━━━━━ Data records
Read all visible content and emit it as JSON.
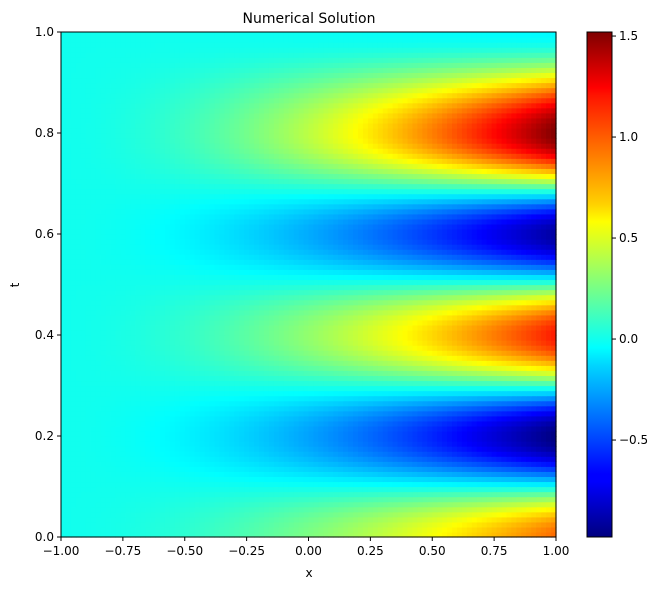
{
  "chart_data": {
    "type": "heatmap",
    "title": "Numerical Solution",
    "xlabel": "x",
    "ylabel": "t",
    "xlim": [
      -1.0,
      1.0
    ],
    "ylim": [
      0.0,
      1.0
    ],
    "x_ticks": [
      "−1.00",
      "−0.75",
      "−0.50",
      "−0.25",
      "0.00",
      "0.25",
      "0.50",
      "0.75",
      "1.00"
    ],
    "y_ticks": [
      "0.0",
      "0.2",
      "0.4",
      "0.6",
      "0.8",
      "1.0"
    ],
    "colormap": "jet",
    "colorbar": {
      "range": [
        -0.98,
        1.52
      ],
      "ticks": [
        "1.5",
        "1.0",
        "0.5",
        "0.0",
        "−0.5"
      ]
    },
    "field_description": {
      "time_extrema": [
        {
          "t": 0.0,
          "value_at_x1": 0.95
        },
        {
          "t": 0.2,
          "value_at_x1": -0.98
        },
        {
          "t": 0.4,
          "value_at_x1": 1.15
        },
        {
          "t": 0.6,
          "value_at_x1": -0.9
        },
        {
          "t": 0.8,
          "value_at_x1": 1.52
        },
        {
          "t": 1.0,
          "value_at_x1": -0.05
        }
      ],
      "left_boundary_value": 0.0
    }
  }
}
━━━━━━━━━━
*What you have to do*: Write out all the entries again, word for word, and print no images.

*Response to the task*:
Read all visible content and emit it as JSON.
{
  "chart_data": {
    "type": "heatmap",
    "title": "Numerical Solution",
    "xlabel": "x",
    "ylabel": "t",
    "xlim": [
      -1.0,
      1.0
    ],
    "ylim": [
      0.0,
      1.0
    ],
    "x_ticks": [
      "−1.00",
      "−0.75",
      "−0.50",
      "−0.25",
      "0.00",
      "0.25",
      "0.50",
      "0.75",
      "1.00"
    ],
    "y_ticks": [
      "0.0",
      "0.2",
      "0.4",
      "0.6",
      "0.8",
      "1.0"
    ],
    "colormap": "jet",
    "colorbar": {
      "range": [
        -0.98,
        1.52
      ],
      "ticks": [
        "1.5",
        "1.0",
        "0.5",
        "0.0",
        "−0.5"
      ]
    },
    "field_description": {
      "time_extrema": [
        {
          "t": 0.0,
          "value_at_x1": 0.95
        },
        {
          "t": 0.2,
          "value_at_x1": -0.98
        },
        {
          "t": 0.4,
          "value_at_x1": 1.15
        },
        {
          "t": 0.6,
          "value_at_x1": -0.9
        },
        {
          "t": 0.8,
          "value_at_x1": 1.52
        },
        {
          "t": 1.0,
          "value_at_x1": -0.05
        }
      ],
      "left_boundary_value": 0.0
    }
  }
}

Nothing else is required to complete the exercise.